=== Task ===
Repeat the data below exactly, dropping any pictures it holds.
───── Data excerpts ─────
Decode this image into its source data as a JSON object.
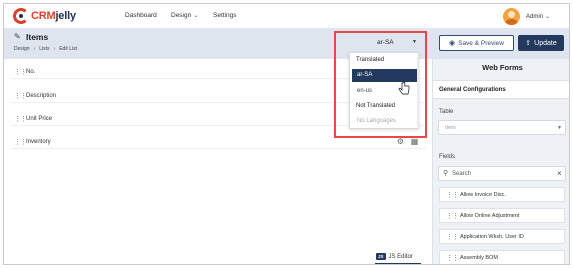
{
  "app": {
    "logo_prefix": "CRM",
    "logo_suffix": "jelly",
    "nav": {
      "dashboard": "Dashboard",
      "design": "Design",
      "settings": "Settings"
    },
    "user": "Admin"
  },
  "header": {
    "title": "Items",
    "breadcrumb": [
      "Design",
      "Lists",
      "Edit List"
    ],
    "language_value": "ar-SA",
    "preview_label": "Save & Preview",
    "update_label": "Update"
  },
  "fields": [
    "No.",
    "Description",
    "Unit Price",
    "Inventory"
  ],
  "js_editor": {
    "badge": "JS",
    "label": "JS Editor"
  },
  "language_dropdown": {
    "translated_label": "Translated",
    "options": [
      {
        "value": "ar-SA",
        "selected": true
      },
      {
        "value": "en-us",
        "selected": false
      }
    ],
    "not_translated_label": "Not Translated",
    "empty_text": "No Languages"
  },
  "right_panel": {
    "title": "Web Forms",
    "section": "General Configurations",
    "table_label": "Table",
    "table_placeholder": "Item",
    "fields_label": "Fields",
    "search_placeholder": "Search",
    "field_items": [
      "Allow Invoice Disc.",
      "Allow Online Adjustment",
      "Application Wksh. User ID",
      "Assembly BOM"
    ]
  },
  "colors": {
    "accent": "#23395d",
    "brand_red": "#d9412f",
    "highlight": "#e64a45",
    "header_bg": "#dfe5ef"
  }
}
─────
=== Exercise solution ===
Decode this image into its source data as a JSON object.
{
  "app": {
    "logo_prefix": "CRM",
    "logo_suffix": "jelly",
    "nav": {
      "dashboard": "Dashboard",
      "design": "Design",
      "settings": "Settings"
    },
    "user": "Admin"
  },
  "header": {
    "title": "Items",
    "breadcrumb": [
      "Design",
      "Lists",
      "Edit List"
    ],
    "language_value": "ar-SA",
    "preview_label": "Save & Preview",
    "update_label": "Update"
  },
  "fields": [
    "No.",
    "Description",
    "Unit Price",
    "Inventory"
  ],
  "js_editor": {
    "badge": "JS",
    "label": "JS Editor"
  },
  "language_dropdown": {
    "translated_label": "Translated",
    "options": [
      {
        "value": "ar-SA",
        "selected": true
      },
      {
        "value": "en-us",
        "selected": false
      }
    ],
    "not_translated_label": "Not Translated",
    "empty_text": "No Languages"
  },
  "right_panel": {
    "title": "Web Forms",
    "section": "General Configurations",
    "table_label": "Table",
    "table_placeholder": "Item",
    "fields_label": "Fields",
    "search_placeholder": "Search",
    "field_items": [
      "Allow Invoice Disc.",
      "Allow Online Adjustment",
      "Application Wksh. User ID",
      "Assembly BOM"
    ]
  },
  "colors": {
    "accent": "#23395d",
    "brand_red": "#d9412f",
    "highlight": "#e64a45",
    "header_bg": "#dfe5ef"
  }
}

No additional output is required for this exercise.